Records from a collection of figures
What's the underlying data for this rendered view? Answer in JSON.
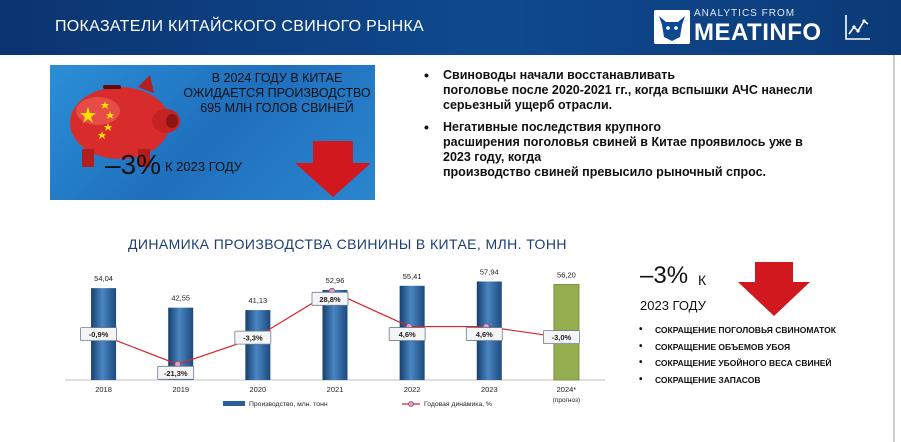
{
  "header": {
    "title": "ПОКАЗАТЕЛИ КИТАЙСКОГО СВИНОГО РЫНКА",
    "logo_small": "ANALYTICS FROM",
    "logo_big": "MEATINFO"
  },
  "banner": {
    "line1": "В 2024 ГОДУ В КИТАЕ",
    "line2": "ОЖИДАЕТСЯ ПРОИЗВОДСТВО",
    "line3": "695 МЛН ГОЛОВ СВИНЕЙ",
    "pct": "–3%",
    "pct_label": "К 2023 ГОДУ"
  },
  "bullets": [
    {
      "line1": "Свиноводы начали восстанавливать",
      "line2": "поголовье после 2020-2021 гг., когда вспышки АЧС нанесли",
      "line3": "серьезный ущерб отрасли."
    },
    {
      "line1": "Негативные последствия крупного",
      "line2": "расширения поголовья свиней в Китае проявилось уже в",
      "line3": "2023 году, когда",
      "line4": "производство свиней превысило рыночный спрос."
    }
  ],
  "chart_title": "ДИНАМИКА ПРОИЗВОДСТВА СВИНИНЫ В КИТАЕ, МЛН. ТОНН",
  "chart_data": {
    "type": "bar",
    "title": "ДИНАМИКА ПРОИЗВОДСТВА СВИНИНЫ В КИТАЕ, МЛН. ТОНН",
    "categories": [
      "2018",
      "2019",
      "2020",
      "2021",
      "2022",
      "2023",
      "2024*"
    ],
    "category_note": "(прогноз)",
    "series": [
      {
        "name": "Производство, млн. тонн",
        "type": "bar",
        "values": [
          54.04,
          42.55,
          41.13,
          52.96,
          55.41,
          57.94,
          56.2
        ],
        "labels": [
          "54,04",
          "42,55",
          "41,13",
          "52,96",
          "55,41",
          "57,94",
          "56,20"
        ],
        "color": "#2a5f98",
        "highlight_color": "#93ad4f"
      },
      {
        "name": "Годовая динамика, %",
        "type": "line",
        "values": [
          -0.9,
          -21.3,
          -3.3,
          28.8,
          4.6,
          4.6,
          -3.0
        ],
        "labels": [
          "-0,9%",
          "-21,3%",
          "-3,3%",
          "28,8%",
          "4,6%",
          "4,6%",
          "-3,0%"
        ],
        "color": "#d9232a"
      }
    ],
    "ylim": [
      0,
      60
    ],
    "y2lim": [
      -30,
      40
    ],
    "legend": "bottom"
  },
  "right_panel": {
    "pct": "–3%",
    "k": "К",
    "year": "2023 ГОДУ",
    "items": [
      "СОКРАЩЕНИЕ ПОГОЛОВЬЯ СВИНОМАТОК",
      "СОКРАЩЕНИЕ ОБЪЕМОВ УБОЯ",
      "СОКРАЩЕНИЕ УБОЙНОГО ВЕСА СВИНЕЙ",
      "СОКРАЩЕНИЕ ЗАПАСОВ"
    ]
  },
  "colors": {
    "header": "#0f4a8f",
    "banner": "#2479c7",
    "arrow": "#d1181f",
    "bar": "#2a5f98",
    "bar_highlight": "#93ad4f",
    "line": "#d9232a"
  }
}
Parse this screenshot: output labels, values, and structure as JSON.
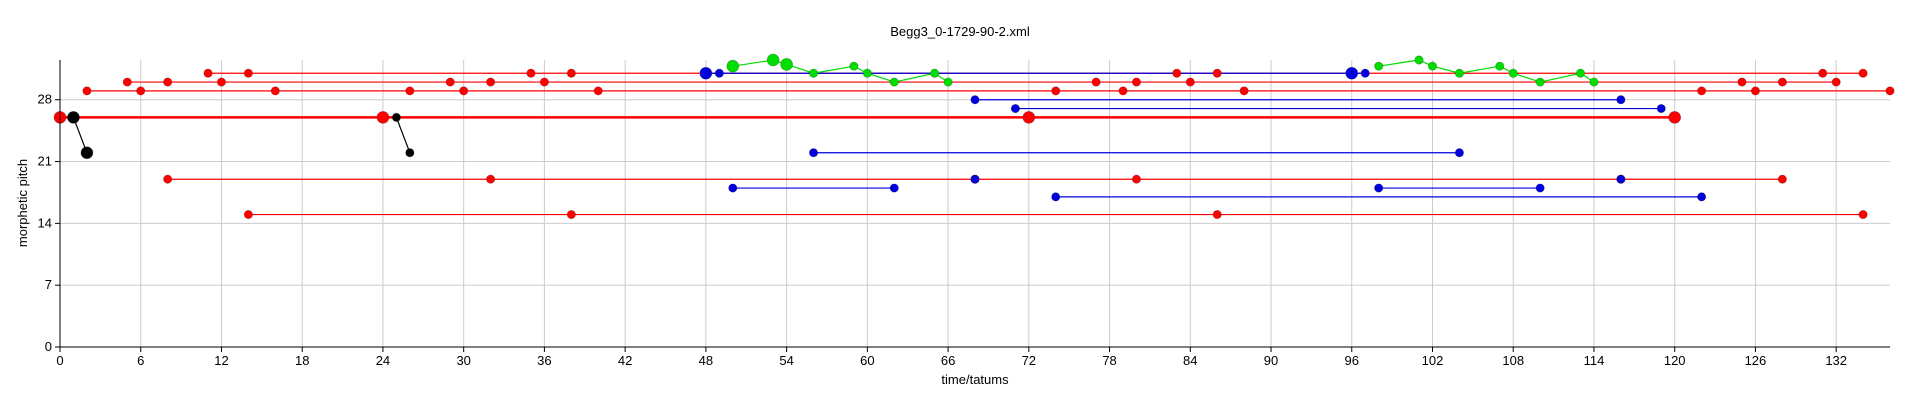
{
  "chart_data": {
    "type": "scatter",
    "title": "Begg3_0-1729-90-2.xml",
    "xlabel": "time/tatums",
    "ylabel": "morphetic pitch",
    "xlim": [
      0,
      136
    ],
    "ylim": [
      0,
      32.5
    ],
    "xticks": [
      0,
      6,
      12,
      18,
      24,
      30,
      36,
      42,
      48,
      54,
      60,
      66,
      72,
      78,
      84,
      90,
      96,
      102,
      108,
      114,
      120,
      126,
      132
    ],
    "yticks": [
      0,
      7,
      14,
      21,
      28
    ],
    "grid": true,
    "colors": {
      "red": "#ff0000",
      "blue": "#0000dd",
      "green": "#00dd00",
      "black": "#000000",
      "grid": "#cccccc"
    },
    "series": [
      {
        "color": "#ff0000",
        "width": 2.5,
        "points": [
          [
            0,
            26
          ],
          [
            24,
            26
          ],
          [
            72,
            26
          ],
          [
            120,
            26
          ]
        ],
        "big": true
      },
      {
        "color": "#ff0000",
        "width": 1.2,
        "points": [
          [
            2,
            29
          ],
          [
            6,
            29
          ],
          [
            16,
            29
          ],
          [
            26,
            29
          ],
          [
            30,
            29
          ],
          [
            40,
            29
          ],
          [
            74,
            29
          ],
          [
            79,
            29
          ],
          [
            88,
            29
          ],
          [
            122,
            29
          ],
          [
            126,
            29
          ],
          [
            136,
            29
          ]
        ]
      },
      {
        "color": "#ff0000",
        "width": 1.2,
        "points": [
          [
            5,
            30
          ],
          [
            8,
            30
          ],
          [
            12,
            30
          ],
          [
            29,
            30
          ],
          [
            32,
            30
          ],
          [
            36,
            30
          ],
          [
            77,
            30
          ],
          [
            80,
            30
          ],
          [
            84,
            30
          ],
          [
            125,
            30
          ],
          [
            128,
            30
          ],
          [
            132,
            30
          ]
        ]
      },
      {
        "color": "#ff0000",
        "width": 1.2,
        "points": [
          [
            11,
            31
          ],
          [
            14,
            31
          ],
          [
            35,
            31
          ],
          [
            38,
            31
          ],
          [
            83,
            31
          ],
          [
            86,
            31
          ],
          [
            131,
            31
          ],
          [
            134,
            31
          ]
        ]
      },
      {
        "color": "#ff0000",
        "width": 1.2,
        "points": [
          [
            8,
            19
          ],
          [
            32,
            19
          ],
          [
            68,
            19
          ],
          [
            80,
            19
          ],
          [
            116,
            19
          ],
          [
            128,
            19
          ]
        ]
      },
      {
        "color": "#ff0000",
        "width": 1.2,
        "points": [
          [
            14,
            15
          ],
          [
            38,
            15
          ],
          [
            86,
            15
          ],
          [
            134,
            15
          ]
        ]
      },
      {
        "color": "#0000dd",
        "width": 1.2,
        "points": [
          [
            48,
            31
          ],
          [
            49,
            31
          ],
          [
            96,
            31
          ],
          [
            97,
            31
          ]
        ],
        "bigIndex": [
          0,
          2
        ]
      },
      {
        "color": "#0000dd",
        "width": 1.2,
        "points": [
          [
            68,
            28
          ],
          [
            116,
            28
          ]
        ]
      },
      {
        "color": "#0000dd",
        "width": 1.2,
        "points": [
          [
            71,
            27
          ],
          [
            119,
            27
          ]
        ]
      },
      {
        "color": "#0000dd",
        "width": 1.2,
        "points": [
          [
            56,
            22
          ],
          [
            104,
            22
          ]
        ]
      },
      {
        "color": "#0000dd",
        "width": 1.2,
        "points": [
          [
            50,
            18
          ],
          [
            62,
            18
          ],
          [
            68,
            19
          ],
          [
            98,
            18
          ],
          [
            110,
            18
          ],
          [
            116,
            19
          ]
        ],
        "segments": [
          [
            0,
            1
          ],
          [
            3,
            4
          ]
        ]
      },
      {
        "color": "#0000dd",
        "width": 1.2,
        "points": [
          [
            74,
            17
          ],
          [
            122,
            17
          ]
        ]
      },
      {
        "color": "#00dd00",
        "width": 1.2,
        "points": [
          [
            50,
            31.8
          ],
          [
            53,
            32.5
          ],
          [
            54,
            32
          ],
          [
            56,
            31
          ],
          [
            59,
            31.8
          ],
          [
            60,
            31
          ],
          [
            62,
            30
          ],
          [
            65,
            31
          ],
          [
            66,
            30
          ]
        ],
        "bigIndex": [
          0,
          1,
          2
        ]
      },
      {
        "color": "#00dd00",
        "width": 1.2,
        "points": [
          [
            98,
            31.8
          ],
          [
            101,
            32.5
          ],
          [
            102,
            31.8
          ],
          [
            104,
            31
          ],
          [
            107,
            31.8
          ],
          [
            108,
            31
          ],
          [
            110,
            30
          ],
          [
            113,
            31
          ],
          [
            114,
            30
          ]
        ]
      },
      {
        "color": "#000000",
        "width": 1.2,
        "points": [
          [
            1,
            26
          ],
          [
            2,
            22
          ]
        ],
        "big": true
      },
      {
        "color": "#000000",
        "width": 1.2,
        "points": [
          [
            25,
            26
          ],
          [
            26,
            22
          ]
        ]
      }
    ]
  }
}
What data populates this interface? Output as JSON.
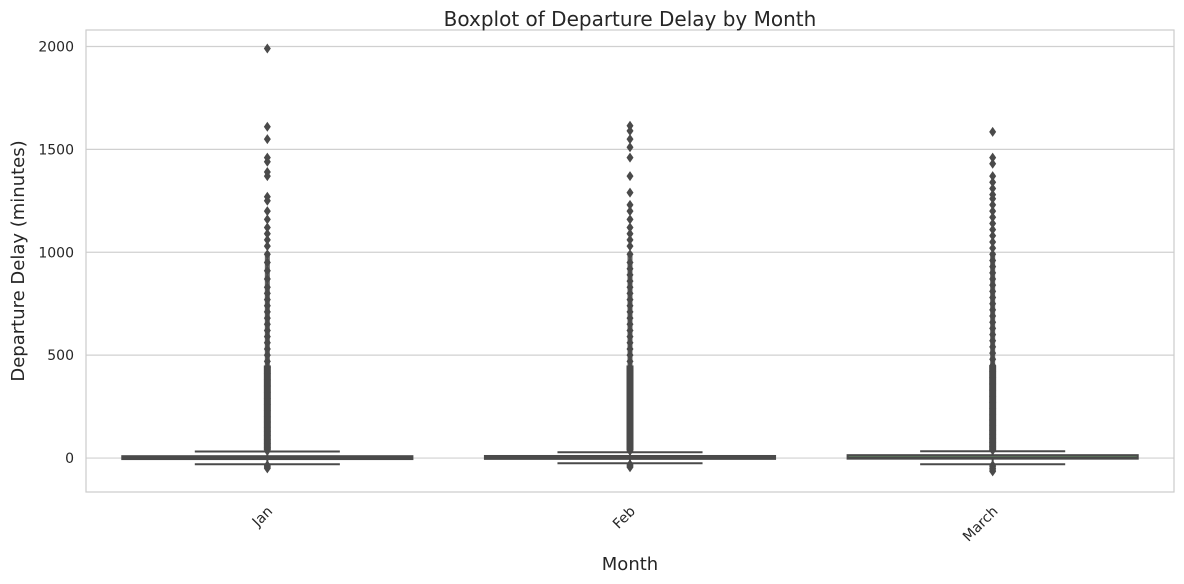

• _What you should do_:
Using the records above, gather all lines where the string "name" is present.

• _Response to the exercise_:
        "name": "Производство, млн. тонн",
        "name": "Годовая динамика, %",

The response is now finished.